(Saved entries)
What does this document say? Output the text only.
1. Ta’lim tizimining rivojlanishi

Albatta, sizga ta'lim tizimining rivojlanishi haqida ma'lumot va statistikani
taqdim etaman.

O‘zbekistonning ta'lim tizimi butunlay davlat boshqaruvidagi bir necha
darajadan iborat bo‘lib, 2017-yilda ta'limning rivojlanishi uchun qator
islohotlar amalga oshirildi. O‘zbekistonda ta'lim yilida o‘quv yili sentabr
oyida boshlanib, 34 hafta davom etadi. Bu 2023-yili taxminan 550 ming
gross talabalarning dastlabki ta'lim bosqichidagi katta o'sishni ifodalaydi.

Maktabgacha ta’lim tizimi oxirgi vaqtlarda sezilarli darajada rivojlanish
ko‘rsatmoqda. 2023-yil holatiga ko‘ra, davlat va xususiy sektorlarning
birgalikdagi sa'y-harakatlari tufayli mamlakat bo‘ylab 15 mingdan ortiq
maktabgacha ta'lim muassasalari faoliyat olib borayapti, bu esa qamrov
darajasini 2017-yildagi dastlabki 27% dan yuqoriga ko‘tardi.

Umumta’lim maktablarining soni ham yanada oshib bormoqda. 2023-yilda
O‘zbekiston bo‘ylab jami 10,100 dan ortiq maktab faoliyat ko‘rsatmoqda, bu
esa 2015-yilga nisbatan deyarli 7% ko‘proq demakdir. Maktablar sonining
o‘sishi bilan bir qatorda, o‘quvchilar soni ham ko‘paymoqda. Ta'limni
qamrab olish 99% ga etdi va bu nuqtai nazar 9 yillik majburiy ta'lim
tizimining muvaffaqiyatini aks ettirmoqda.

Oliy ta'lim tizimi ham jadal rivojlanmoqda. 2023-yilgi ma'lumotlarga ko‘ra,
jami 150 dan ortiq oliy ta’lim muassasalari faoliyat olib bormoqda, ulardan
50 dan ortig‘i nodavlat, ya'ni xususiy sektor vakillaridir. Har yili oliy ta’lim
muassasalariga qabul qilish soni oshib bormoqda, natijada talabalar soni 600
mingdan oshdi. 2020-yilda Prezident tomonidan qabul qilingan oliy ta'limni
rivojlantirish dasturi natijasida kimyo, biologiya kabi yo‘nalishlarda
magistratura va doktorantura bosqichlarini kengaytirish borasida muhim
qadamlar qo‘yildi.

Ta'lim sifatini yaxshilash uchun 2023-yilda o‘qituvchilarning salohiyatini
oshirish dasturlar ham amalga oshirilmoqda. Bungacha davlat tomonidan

__Task requirements__.
Check each line of the entries above, and show every one holding the word "dastlabki".

__Task output__.
gross talabalarning dastlabki ta'lim bosqichidagi katta o'sishni ifodalaydi.
darajasini 2017-yildagi dastlabki 27% dan yuqoriga ko‘tardi.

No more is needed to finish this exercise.